» Given information:
++++++
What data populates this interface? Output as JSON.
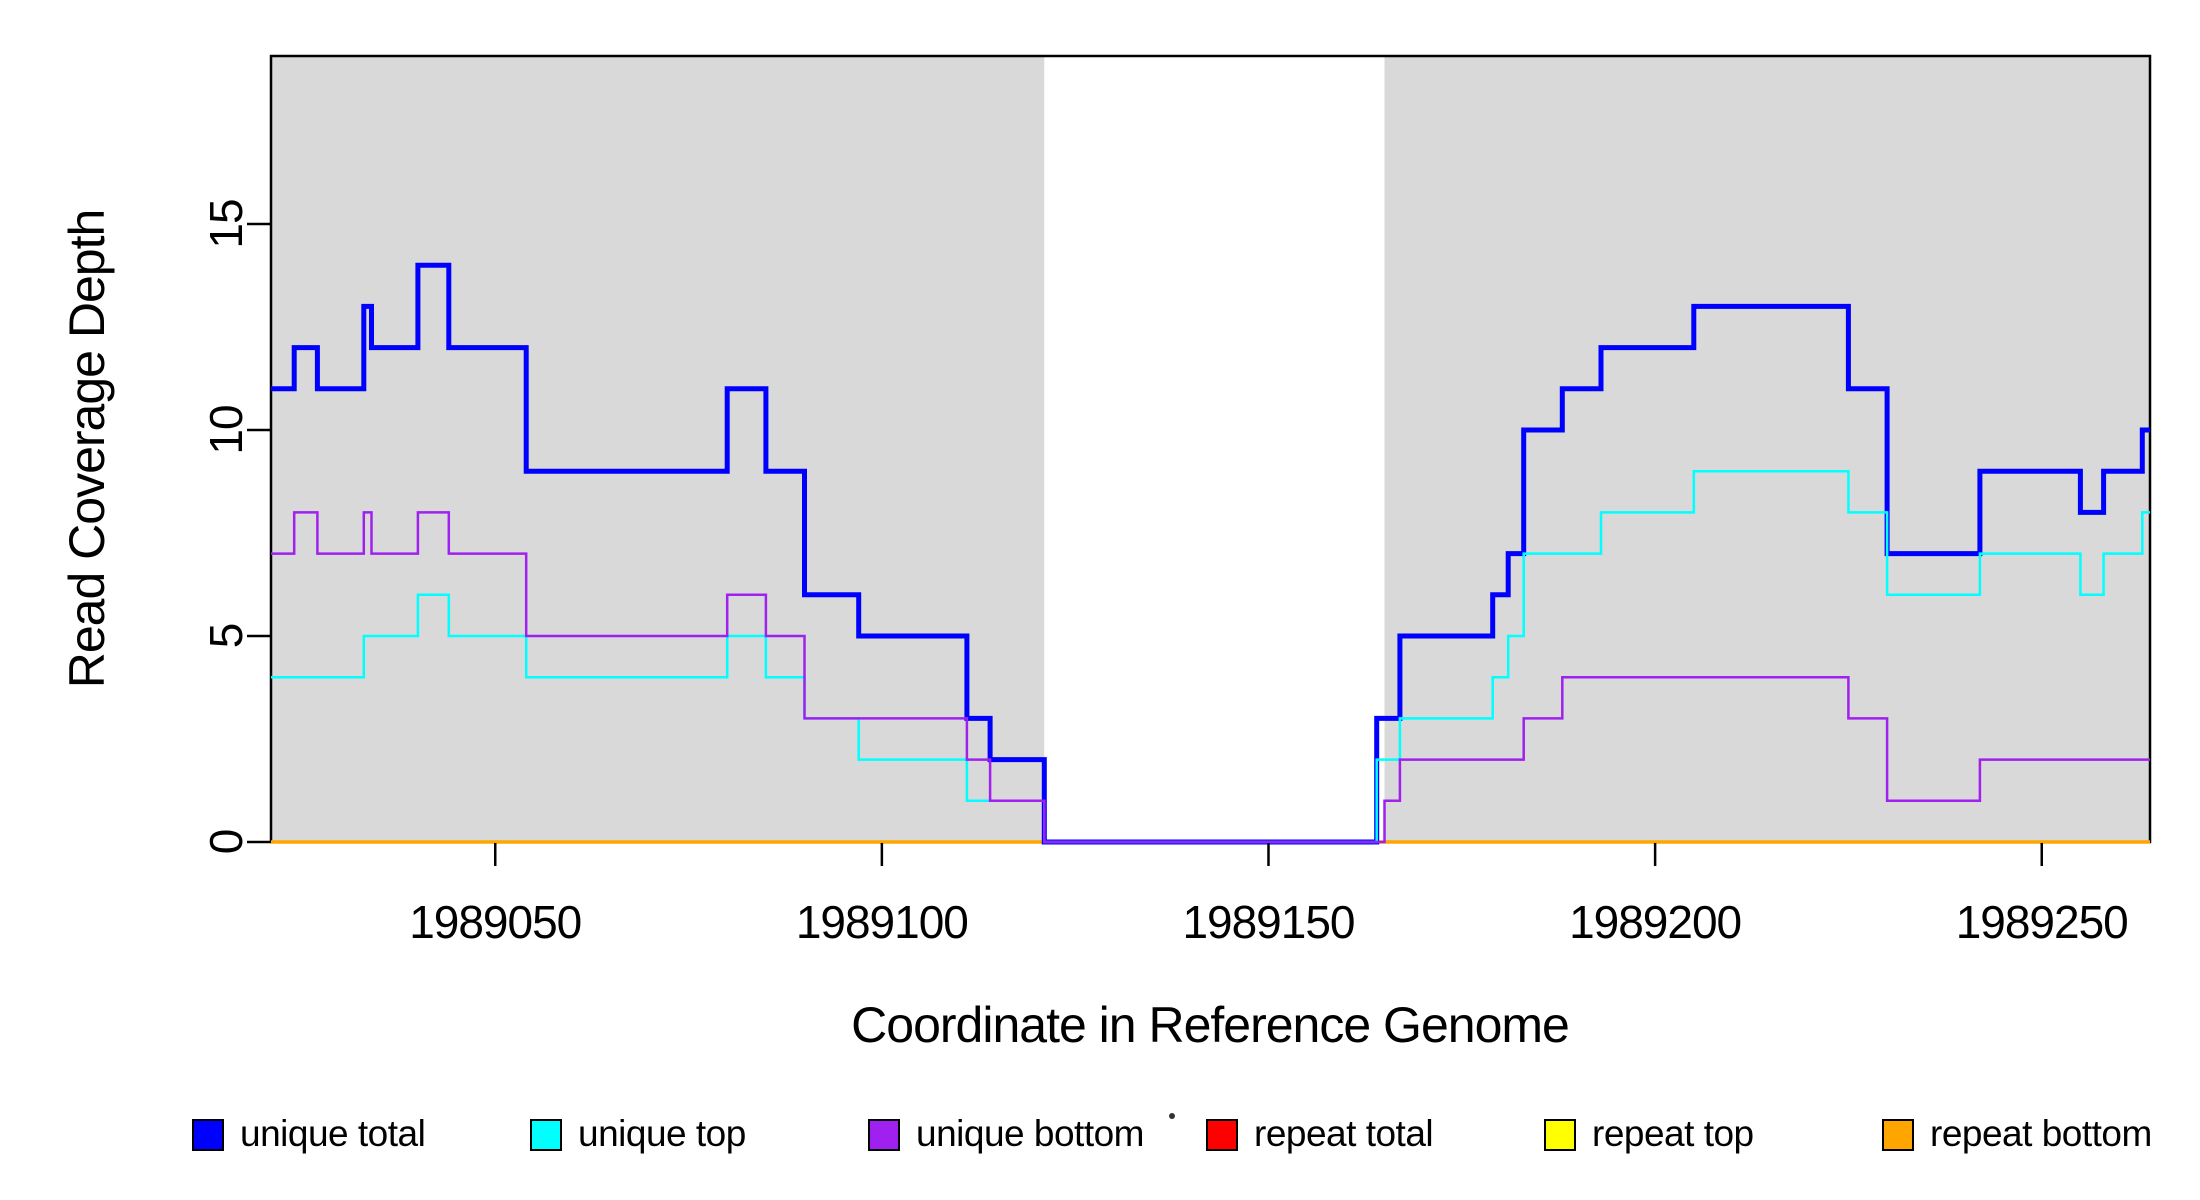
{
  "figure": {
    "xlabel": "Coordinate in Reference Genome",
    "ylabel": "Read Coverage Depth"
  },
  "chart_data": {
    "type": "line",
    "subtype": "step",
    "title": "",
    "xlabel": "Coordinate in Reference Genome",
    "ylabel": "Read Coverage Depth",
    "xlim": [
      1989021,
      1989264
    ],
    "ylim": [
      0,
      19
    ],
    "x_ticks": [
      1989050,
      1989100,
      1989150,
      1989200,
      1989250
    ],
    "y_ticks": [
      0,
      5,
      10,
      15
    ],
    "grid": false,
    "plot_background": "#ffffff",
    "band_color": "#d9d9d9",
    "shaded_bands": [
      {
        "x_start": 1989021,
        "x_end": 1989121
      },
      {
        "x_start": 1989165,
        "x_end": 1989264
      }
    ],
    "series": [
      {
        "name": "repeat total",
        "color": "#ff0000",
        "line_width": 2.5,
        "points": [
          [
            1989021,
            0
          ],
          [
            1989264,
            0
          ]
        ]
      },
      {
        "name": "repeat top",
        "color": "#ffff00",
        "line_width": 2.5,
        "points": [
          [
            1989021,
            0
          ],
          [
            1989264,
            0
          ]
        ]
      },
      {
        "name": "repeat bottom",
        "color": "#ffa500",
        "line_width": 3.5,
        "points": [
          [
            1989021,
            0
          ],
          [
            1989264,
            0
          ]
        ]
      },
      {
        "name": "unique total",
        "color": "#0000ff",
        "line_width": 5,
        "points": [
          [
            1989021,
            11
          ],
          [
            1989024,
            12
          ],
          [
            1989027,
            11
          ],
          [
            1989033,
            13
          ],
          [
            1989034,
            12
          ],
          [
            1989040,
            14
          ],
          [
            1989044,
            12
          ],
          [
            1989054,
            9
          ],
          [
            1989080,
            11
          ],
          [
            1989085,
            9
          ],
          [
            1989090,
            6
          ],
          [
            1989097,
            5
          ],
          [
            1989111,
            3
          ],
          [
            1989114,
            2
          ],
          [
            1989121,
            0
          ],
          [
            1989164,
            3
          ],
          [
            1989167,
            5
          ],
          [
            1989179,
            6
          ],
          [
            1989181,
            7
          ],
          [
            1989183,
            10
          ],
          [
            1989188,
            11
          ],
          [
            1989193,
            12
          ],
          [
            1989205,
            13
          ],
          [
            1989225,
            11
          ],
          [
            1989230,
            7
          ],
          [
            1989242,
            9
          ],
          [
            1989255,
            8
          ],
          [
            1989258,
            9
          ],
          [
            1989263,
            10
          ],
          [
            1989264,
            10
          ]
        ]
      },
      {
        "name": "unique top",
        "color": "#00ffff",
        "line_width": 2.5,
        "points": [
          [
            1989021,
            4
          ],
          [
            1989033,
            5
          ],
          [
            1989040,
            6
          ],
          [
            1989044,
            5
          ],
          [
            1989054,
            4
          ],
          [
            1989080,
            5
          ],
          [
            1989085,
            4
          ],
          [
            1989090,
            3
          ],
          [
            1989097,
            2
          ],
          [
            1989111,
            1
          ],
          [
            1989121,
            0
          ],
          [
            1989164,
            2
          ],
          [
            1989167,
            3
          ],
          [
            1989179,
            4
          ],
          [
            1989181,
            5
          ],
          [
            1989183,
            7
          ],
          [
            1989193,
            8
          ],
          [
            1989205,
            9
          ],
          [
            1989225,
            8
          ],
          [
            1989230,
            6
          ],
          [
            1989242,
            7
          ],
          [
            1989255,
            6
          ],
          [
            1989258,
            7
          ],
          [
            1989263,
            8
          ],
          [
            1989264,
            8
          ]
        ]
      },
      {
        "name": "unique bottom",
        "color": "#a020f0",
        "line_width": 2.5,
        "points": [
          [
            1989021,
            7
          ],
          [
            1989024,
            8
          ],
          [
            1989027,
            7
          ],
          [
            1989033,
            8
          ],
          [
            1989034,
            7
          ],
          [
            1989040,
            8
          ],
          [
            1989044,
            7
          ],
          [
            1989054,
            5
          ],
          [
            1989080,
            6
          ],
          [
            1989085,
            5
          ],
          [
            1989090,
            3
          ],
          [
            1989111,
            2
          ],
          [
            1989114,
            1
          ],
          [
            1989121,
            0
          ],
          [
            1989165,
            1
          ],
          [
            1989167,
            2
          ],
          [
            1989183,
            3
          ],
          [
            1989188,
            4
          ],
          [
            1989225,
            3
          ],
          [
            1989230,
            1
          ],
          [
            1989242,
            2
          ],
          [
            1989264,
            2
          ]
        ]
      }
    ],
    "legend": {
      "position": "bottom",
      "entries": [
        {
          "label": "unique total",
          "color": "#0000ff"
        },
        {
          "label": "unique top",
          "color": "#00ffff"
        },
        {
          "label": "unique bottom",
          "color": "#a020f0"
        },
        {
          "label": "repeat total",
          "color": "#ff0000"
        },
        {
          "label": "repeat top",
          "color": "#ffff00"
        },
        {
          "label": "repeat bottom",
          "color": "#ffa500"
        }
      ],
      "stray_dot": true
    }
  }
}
++++++
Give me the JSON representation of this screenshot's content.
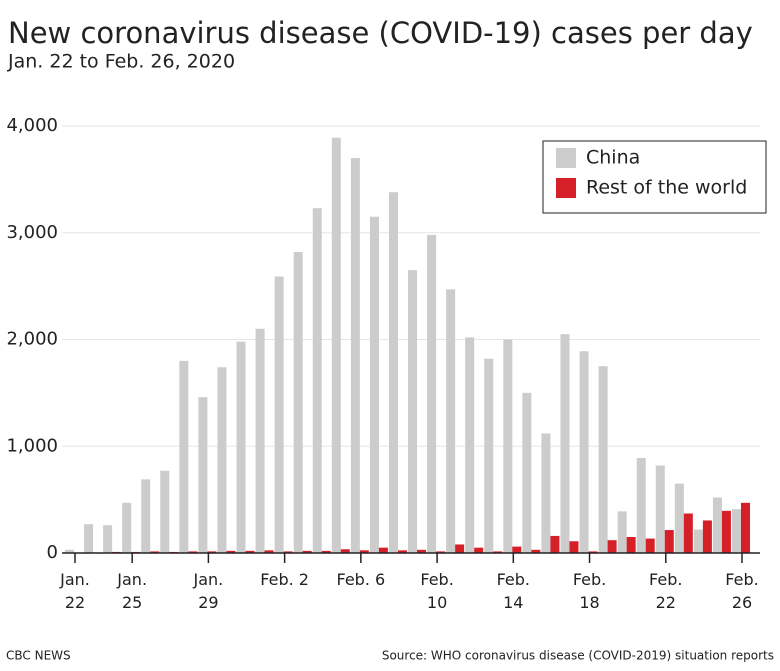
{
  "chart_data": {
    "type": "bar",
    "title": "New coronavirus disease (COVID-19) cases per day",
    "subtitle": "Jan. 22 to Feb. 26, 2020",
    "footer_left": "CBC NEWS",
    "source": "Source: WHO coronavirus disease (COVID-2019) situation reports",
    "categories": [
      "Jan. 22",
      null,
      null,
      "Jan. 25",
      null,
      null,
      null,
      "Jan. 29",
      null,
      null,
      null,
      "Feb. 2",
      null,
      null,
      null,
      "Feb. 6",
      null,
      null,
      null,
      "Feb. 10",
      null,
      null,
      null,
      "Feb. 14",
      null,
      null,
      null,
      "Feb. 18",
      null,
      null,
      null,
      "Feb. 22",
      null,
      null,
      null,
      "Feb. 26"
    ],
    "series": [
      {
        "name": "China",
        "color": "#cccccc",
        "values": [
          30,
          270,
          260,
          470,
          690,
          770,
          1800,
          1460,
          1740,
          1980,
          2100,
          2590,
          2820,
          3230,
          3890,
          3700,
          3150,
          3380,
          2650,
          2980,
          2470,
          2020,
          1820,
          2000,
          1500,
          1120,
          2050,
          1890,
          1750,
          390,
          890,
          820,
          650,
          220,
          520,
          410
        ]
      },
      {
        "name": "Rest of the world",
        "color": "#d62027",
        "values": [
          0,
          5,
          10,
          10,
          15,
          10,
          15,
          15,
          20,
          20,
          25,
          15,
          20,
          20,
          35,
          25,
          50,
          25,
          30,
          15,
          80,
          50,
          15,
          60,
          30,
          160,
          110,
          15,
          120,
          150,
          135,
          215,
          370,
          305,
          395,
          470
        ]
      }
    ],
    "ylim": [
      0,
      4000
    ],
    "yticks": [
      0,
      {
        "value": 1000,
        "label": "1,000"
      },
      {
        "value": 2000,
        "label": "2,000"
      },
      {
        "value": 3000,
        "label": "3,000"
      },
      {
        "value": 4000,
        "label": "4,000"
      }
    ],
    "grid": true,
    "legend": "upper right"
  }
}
++++++
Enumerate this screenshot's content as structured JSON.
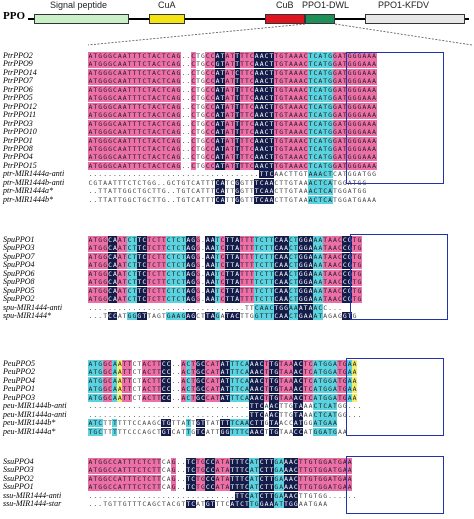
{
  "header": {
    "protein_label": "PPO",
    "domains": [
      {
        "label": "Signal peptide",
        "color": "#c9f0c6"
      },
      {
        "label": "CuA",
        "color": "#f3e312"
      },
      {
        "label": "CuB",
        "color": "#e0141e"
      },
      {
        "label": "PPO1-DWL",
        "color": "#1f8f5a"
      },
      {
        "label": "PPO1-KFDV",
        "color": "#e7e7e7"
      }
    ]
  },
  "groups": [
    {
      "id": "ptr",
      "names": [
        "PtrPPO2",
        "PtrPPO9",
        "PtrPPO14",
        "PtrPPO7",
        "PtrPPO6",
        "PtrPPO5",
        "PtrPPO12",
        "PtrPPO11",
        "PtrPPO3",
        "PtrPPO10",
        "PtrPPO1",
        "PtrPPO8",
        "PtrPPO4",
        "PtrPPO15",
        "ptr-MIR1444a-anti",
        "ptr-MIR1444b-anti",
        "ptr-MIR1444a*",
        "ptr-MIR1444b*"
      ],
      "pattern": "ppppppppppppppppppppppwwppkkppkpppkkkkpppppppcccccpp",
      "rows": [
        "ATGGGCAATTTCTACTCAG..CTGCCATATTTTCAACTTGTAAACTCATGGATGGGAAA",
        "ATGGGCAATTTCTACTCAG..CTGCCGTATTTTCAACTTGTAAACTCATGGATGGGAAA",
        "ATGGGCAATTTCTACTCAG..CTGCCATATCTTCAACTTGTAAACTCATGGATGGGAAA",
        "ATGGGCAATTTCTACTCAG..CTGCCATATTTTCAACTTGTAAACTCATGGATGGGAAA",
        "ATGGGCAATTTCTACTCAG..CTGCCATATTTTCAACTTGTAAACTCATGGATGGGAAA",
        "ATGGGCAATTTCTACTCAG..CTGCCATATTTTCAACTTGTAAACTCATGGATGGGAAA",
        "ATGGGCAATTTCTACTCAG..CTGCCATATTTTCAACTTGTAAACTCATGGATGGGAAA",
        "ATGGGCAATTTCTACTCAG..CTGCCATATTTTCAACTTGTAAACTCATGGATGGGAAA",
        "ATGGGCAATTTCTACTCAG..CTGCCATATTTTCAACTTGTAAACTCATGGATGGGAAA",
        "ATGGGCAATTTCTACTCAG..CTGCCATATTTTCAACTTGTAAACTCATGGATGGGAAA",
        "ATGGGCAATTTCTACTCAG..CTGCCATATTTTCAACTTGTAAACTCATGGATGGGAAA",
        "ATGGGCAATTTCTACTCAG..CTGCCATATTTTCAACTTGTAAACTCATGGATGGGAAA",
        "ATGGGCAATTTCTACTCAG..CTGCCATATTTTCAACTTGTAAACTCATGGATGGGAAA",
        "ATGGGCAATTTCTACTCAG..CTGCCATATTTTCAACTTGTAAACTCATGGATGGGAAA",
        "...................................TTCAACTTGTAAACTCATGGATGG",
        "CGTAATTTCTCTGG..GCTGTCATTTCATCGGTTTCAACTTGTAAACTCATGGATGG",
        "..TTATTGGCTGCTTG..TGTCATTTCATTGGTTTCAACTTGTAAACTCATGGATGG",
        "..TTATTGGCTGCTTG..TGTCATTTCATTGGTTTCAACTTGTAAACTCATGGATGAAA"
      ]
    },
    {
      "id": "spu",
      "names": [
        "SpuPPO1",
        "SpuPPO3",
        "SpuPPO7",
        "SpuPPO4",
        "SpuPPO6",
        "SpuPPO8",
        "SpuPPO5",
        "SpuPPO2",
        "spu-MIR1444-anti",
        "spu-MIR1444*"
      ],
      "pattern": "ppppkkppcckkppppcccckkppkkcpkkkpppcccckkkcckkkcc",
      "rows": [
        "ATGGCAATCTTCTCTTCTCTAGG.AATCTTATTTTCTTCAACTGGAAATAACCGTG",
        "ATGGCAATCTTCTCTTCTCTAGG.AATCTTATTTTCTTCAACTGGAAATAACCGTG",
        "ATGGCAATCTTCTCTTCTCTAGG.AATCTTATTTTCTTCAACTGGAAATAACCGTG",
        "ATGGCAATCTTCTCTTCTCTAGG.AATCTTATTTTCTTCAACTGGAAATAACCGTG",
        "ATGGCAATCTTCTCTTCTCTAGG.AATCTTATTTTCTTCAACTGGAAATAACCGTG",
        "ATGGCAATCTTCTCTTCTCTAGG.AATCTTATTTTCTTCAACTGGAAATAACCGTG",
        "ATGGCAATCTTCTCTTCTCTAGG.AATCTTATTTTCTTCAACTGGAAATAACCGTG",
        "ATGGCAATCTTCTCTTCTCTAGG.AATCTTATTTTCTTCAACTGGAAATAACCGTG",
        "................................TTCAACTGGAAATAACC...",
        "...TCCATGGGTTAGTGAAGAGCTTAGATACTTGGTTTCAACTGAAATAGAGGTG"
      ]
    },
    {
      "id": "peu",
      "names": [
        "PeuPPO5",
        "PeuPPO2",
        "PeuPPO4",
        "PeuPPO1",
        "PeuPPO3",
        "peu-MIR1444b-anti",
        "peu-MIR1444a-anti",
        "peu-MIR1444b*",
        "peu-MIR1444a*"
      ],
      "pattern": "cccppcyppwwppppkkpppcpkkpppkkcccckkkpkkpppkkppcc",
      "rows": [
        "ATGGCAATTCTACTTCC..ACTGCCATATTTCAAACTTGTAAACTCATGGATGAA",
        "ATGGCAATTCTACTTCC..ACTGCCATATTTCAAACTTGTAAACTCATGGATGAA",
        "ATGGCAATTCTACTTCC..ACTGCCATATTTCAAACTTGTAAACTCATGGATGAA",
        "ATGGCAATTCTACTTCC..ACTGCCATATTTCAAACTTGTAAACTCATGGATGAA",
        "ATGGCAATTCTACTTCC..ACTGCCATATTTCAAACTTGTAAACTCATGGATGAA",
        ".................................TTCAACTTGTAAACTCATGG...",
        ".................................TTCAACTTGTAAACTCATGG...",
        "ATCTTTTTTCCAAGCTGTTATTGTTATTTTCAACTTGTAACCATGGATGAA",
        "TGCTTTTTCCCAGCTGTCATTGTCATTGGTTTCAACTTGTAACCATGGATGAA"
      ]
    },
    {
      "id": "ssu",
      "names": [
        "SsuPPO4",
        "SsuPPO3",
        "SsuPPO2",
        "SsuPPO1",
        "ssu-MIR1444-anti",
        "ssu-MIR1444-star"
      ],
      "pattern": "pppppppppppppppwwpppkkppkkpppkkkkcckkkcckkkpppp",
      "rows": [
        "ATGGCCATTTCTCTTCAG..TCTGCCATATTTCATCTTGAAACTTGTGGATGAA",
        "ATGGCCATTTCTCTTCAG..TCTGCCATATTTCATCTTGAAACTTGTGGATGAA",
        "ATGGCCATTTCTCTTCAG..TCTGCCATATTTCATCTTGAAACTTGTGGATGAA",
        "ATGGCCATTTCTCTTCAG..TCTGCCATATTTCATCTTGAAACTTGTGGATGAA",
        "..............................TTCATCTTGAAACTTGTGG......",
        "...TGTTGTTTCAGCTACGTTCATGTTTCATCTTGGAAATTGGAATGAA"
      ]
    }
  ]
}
++++++
» Your objective: Extract every line of the records above that contains the word "this".

» Output of the exercise:
What data populates this interface? Output as JSON.
Give me the JSON representation of this screenshot's content.
Enumerate this screenshot's content as structured JSON.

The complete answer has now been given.